> **Dataset records**:
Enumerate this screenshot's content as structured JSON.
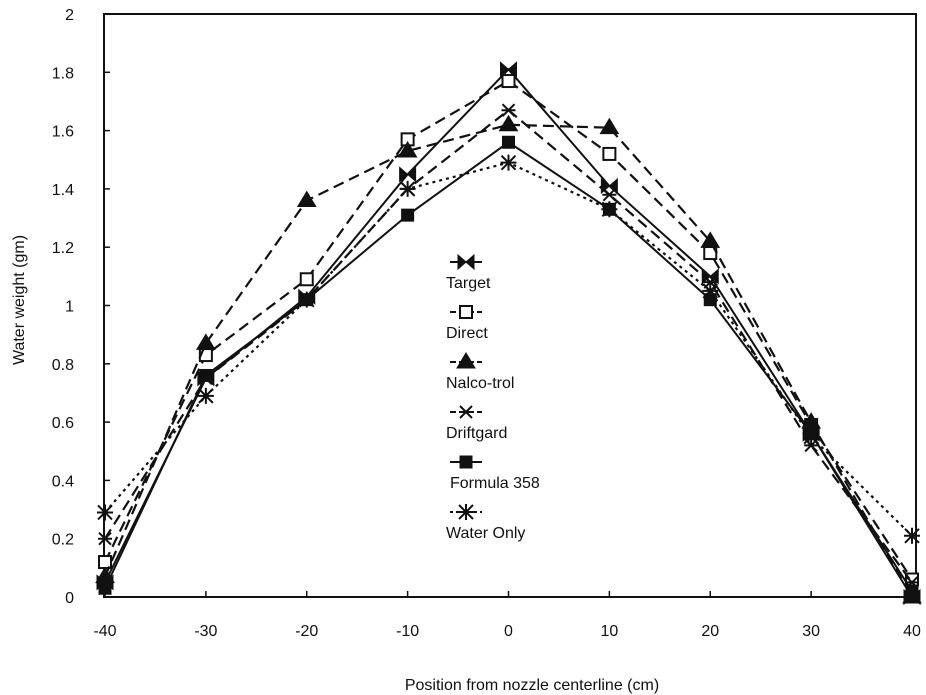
{
  "chart_data": {
    "type": "line",
    "title": "",
    "xlabel": "Position from nozzle centerline (cm)",
    "ylabel": "Water weight (gm)",
    "xlim": [
      -40,
      40
    ],
    "ylim": [
      0,
      2
    ],
    "x_ticks": [
      "-40",
      "-30",
      "-20",
      "-10",
      "0",
      "10",
      "20",
      "30",
      "40"
    ],
    "y_ticks": [
      "0",
      "0.2",
      "0.4",
      "0.6",
      "0.8",
      "1",
      "1.2",
      "1.4",
      "1.6",
      "1.8",
      "2"
    ],
    "x": [
      -40,
      -30,
      -20,
      -10,
      0,
      10,
      20,
      30,
      40
    ],
    "grid": false,
    "legend_position": "center",
    "series": [
      {
        "name": "Target",
        "values": [
          0.05,
          0.75,
          1.03,
          1.45,
          1.81,
          1.41,
          1.1,
          0.56,
          0.0
        ],
        "color": "#111111",
        "dash": "solid",
        "marker": "bowtie"
      },
      {
        "name": "Direct",
        "values": [
          0.12,
          0.83,
          1.09,
          1.57,
          1.77,
          1.52,
          1.18,
          0.59,
          0.06
        ],
        "color": "#111111",
        "dash": "dashed",
        "marker": "square-open"
      },
      {
        "name": "Nalco-trol",
        "values": [
          0.07,
          0.87,
          1.36,
          1.53,
          1.62,
          1.61,
          1.22,
          0.6,
          0.0
        ],
        "color": "#111111",
        "dash": "dashed",
        "marker": "triangle"
      },
      {
        "name": "Driftgard",
        "values": [
          0.2,
          0.75,
          1.02,
          1.4,
          1.67,
          1.38,
          1.08,
          0.52,
          0.05
        ],
        "color": "#111111",
        "dash": "dashed",
        "marker": "x-bar"
      },
      {
        "name": "Formula 358",
        "values": [
          0.03,
          0.76,
          1.02,
          1.31,
          1.56,
          1.33,
          1.02,
          0.56,
          0.02
        ],
        "color": "#111111",
        "dash": "solid",
        "marker": "square"
      },
      {
        "name": "Water Only",
        "values": [
          0.29,
          0.69,
          1.02,
          1.4,
          1.49,
          1.33,
          1.05,
          0.55,
          0.21
        ],
        "color": "#111111",
        "dash": "dotted",
        "marker": "star"
      }
    ]
  }
}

> **Work required**:
Extract every line above containing the word "marker".

> **Reply**:
        "marker": "bowtie"
        "marker": "square-open"
        "marker": "triangle"
        "marker": "x-bar"
        "marker": "square"
        "marker": "star"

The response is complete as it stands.